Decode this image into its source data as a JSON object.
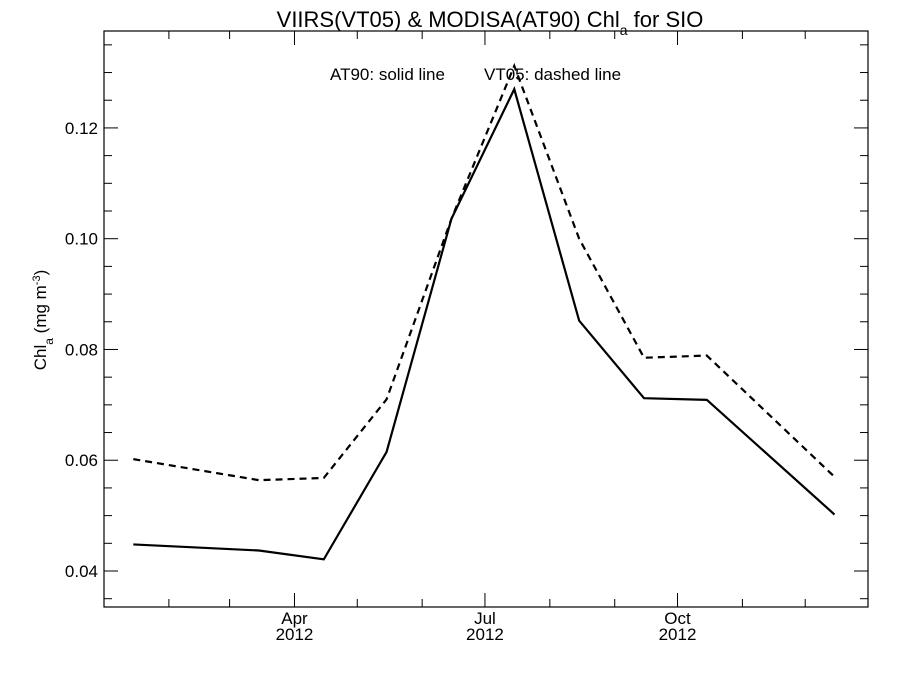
{
  "chart_data": {
    "type": "line",
    "title": {
      "prefix": "VIIRS(VT05) & MODISA(AT90)  Chl",
      "subscript": "a",
      "suffix": " for SIO"
    },
    "annotation": {
      "solid": "AT90: solid line",
      "dashed": "VT05: dashed line"
    },
    "ylabel": {
      "prefix": "Chl",
      "subscript": "a",
      "middle": " (mg m",
      "superscript": "-3",
      "suffix": ")"
    },
    "xlabel": "",
    "x_dates": [
      "2012-01-15",
      "2012-02-15",
      "2012-03-15",
      "2012-04-15",
      "2012-05-15",
      "2012-06-15",
      "2012-07-15",
      "2012-08-15",
      "2012-09-15",
      "2012-10-15",
      "2012-11-15",
      "2012-12-15"
    ],
    "xlim": [
      "2012-01-01",
      "2012-12-31"
    ],
    "ylim": [
      0.0335,
      0.1375
    ],
    "yticks": [
      {
        "value": 0.04,
        "label": "0.04"
      },
      {
        "value": 0.06,
        "label": "0.06"
      },
      {
        "value": 0.08,
        "label": "0.08"
      },
      {
        "value": 0.1,
        "label": "0.10"
      },
      {
        "value": 0.12,
        "label": "0.12"
      }
    ],
    "y_minor_step": 0.005,
    "xticks": [
      {
        "date": "2012-04-01",
        "month": "Apr",
        "year": "2012"
      },
      {
        "date": "2012-07-01",
        "month": "Jul",
        "year": "2012"
      },
      {
        "date": "2012-10-01",
        "month": "Oct",
        "year": "2012"
      }
    ],
    "x_minor_dates": [
      "2012-02-01",
      "2012-03-01",
      "2012-05-01",
      "2012-06-01",
      "2012-08-01",
      "2012-09-01",
      "2012-11-01",
      "2012-12-01"
    ],
    "series": [
      {
        "key": "AT90",
        "style": "solid",
        "color": "#000000",
        "values": [
          0.0448,
          0.0437,
          0.0421,
          0.0615,
          0.1036,
          0.127,
          0.0852,
          0.0712,
          0.0709,
          0.0502
        ]
      },
      {
        "key": "VT05",
        "style": "dashed",
        "color": "#000000",
        "values": [
          0.0602,
          0.0564,
          0.0568,
          0.071,
          0.1036,
          0.1312,
          0.1,
          0.0785,
          0.0789,
          0.057
        ]
      }
    ],
    "x_indices": [
      0,
      2,
      3,
      4,
      5,
      6,
      7,
      8,
      9,
      11
    ],
    "grid": false,
    "legend": "top-center"
  }
}
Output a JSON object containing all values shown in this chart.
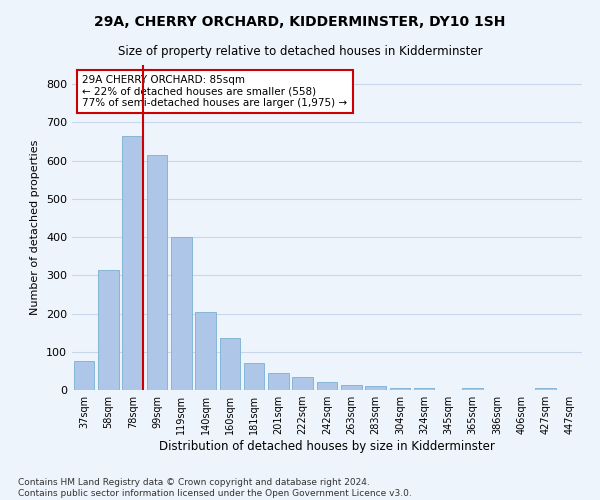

What to produce
Leave the pictures out, and transcribe each of the records exactly.

Exercise output
Decode this image into its source data as a JSON object.
{
  "chart_data": {
    "type": "line",
    "title": {
      "prefix": "VIIRS(VT05) & MODISA(AT90)  Chl",
      "subscript": "a",
      "suffix": " for SIO"
    },
    "annotation": {
      "solid": "AT90: solid line",
      "dashed": "VT05: dashed line"
    },
    "ylabel": {
      "prefix": "Chl",
      "subscript": "a",
      "middle": " (mg m",
      "superscript": "-3",
      "suffix": ")"
    },
    "xlabel": "",
    "x_dates": [
      "2012-01-15",
      "2012-02-15",
      "2012-03-15",
      "2012-04-15",
      "2012-05-15",
      "2012-06-15",
      "2012-07-15",
      "2012-08-15",
      "2012-09-15",
      "2012-10-15",
      "2012-11-15",
      "2012-12-15"
    ],
    "xlim": [
      "2012-01-01",
      "2012-12-31"
    ],
    "ylim": [
      0.0335,
      0.1375
    ],
    "yticks": [
      {
        "value": 0.04,
        "label": "0.04"
      },
      {
        "value": 0.06,
        "label": "0.06"
      },
      {
        "value": 0.08,
        "label": "0.08"
      },
      {
        "value": 0.1,
        "label": "0.10"
      },
      {
        "value": 0.12,
        "label": "0.12"
      }
    ],
    "y_minor_step": 0.005,
    "xticks": [
      {
        "date": "2012-04-01",
        "month": "Apr",
        "year": "2012"
      },
      {
        "date": "2012-07-01",
        "month": "Jul",
        "year": "2012"
      },
      {
        "date": "2012-10-01",
        "month": "Oct",
        "year": "2012"
      }
    ],
    "x_minor_dates": [
      "2012-02-01",
      "2012-03-01",
      "2012-05-01",
      "2012-06-01",
      "2012-08-01",
      "2012-09-01",
      "2012-11-01",
      "2012-12-01"
    ],
    "series": [
      {
        "key": "AT90",
        "style": "solid",
        "color": "#000000",
        "values": [
          0.0448,
          0.0437,
          0.0421,
          0.0615,
          0.1036,
          0.127,
          0.0852,
          0.0712,
          0.0709,
          0.0502
        ]
      },
      {
        "key": "VT05",
        "style": "dashed",
        "color": "#000000",
        "values": [
          0.0602,
          0.0564,
          0.0568,
          0.071,
          0.1036,
          0.1312,
          0.1,
          0.0785,
          0.0789,
          0.057
        ]
      }
    ],
    "x_indices": [
      0,
      2,
      3,
      4,
      5,
      6,
      7,
      8,
      9,
      11
    ],
    "grid": false,
    "legend": "top-center"
  }
}
Output a JSON object containing all values shown in this chart.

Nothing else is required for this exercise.